* **Task to carry out**: Answer with one number only: the number of lines that include the word "flexión".

— BEGIN Data supplied —

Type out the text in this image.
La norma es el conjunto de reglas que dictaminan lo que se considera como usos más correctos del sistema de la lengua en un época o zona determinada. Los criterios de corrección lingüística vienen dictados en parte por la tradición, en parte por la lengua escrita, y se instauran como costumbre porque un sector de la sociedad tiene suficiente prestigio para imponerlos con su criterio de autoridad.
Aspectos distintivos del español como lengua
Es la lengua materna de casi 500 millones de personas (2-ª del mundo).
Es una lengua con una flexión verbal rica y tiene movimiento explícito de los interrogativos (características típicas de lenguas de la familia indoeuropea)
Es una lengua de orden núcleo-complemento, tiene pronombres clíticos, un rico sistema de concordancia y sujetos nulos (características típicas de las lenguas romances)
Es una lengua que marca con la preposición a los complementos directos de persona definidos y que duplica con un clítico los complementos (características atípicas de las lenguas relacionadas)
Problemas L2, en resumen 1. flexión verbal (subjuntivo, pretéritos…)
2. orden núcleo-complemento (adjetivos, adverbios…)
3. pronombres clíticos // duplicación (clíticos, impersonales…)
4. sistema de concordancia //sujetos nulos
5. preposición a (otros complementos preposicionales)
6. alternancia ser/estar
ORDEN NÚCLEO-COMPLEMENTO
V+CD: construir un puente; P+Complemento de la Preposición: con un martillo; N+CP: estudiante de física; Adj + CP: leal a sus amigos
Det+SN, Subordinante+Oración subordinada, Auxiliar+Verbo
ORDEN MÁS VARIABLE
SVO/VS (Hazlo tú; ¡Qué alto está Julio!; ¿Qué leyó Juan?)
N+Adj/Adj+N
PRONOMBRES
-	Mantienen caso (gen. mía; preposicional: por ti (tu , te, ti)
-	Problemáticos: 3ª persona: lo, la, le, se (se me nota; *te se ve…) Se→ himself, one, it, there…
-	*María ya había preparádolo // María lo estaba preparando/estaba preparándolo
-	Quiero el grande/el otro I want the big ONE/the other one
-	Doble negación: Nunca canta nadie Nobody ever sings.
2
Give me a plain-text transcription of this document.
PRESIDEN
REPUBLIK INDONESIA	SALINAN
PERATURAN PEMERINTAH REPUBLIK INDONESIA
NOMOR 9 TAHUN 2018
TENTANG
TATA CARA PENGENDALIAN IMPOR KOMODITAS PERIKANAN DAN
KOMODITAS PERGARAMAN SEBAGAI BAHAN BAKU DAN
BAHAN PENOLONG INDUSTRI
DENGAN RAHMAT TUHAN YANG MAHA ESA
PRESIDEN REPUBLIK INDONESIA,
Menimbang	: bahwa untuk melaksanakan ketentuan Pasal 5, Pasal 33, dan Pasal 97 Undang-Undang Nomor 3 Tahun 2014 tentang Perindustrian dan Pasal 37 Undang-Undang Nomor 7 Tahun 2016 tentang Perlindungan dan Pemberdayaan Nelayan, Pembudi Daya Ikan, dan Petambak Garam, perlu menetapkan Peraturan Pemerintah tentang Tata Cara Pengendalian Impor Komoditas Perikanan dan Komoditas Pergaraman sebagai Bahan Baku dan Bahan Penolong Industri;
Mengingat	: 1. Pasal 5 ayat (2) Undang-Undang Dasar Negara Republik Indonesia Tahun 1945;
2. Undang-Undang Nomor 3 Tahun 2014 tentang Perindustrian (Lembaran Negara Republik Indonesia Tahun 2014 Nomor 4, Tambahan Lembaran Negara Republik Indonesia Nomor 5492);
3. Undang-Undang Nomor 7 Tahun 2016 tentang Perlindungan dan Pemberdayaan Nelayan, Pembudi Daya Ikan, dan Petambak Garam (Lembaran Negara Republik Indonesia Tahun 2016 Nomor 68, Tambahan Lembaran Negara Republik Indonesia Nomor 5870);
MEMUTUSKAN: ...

— END Data supplied —

* **Task solution**: 2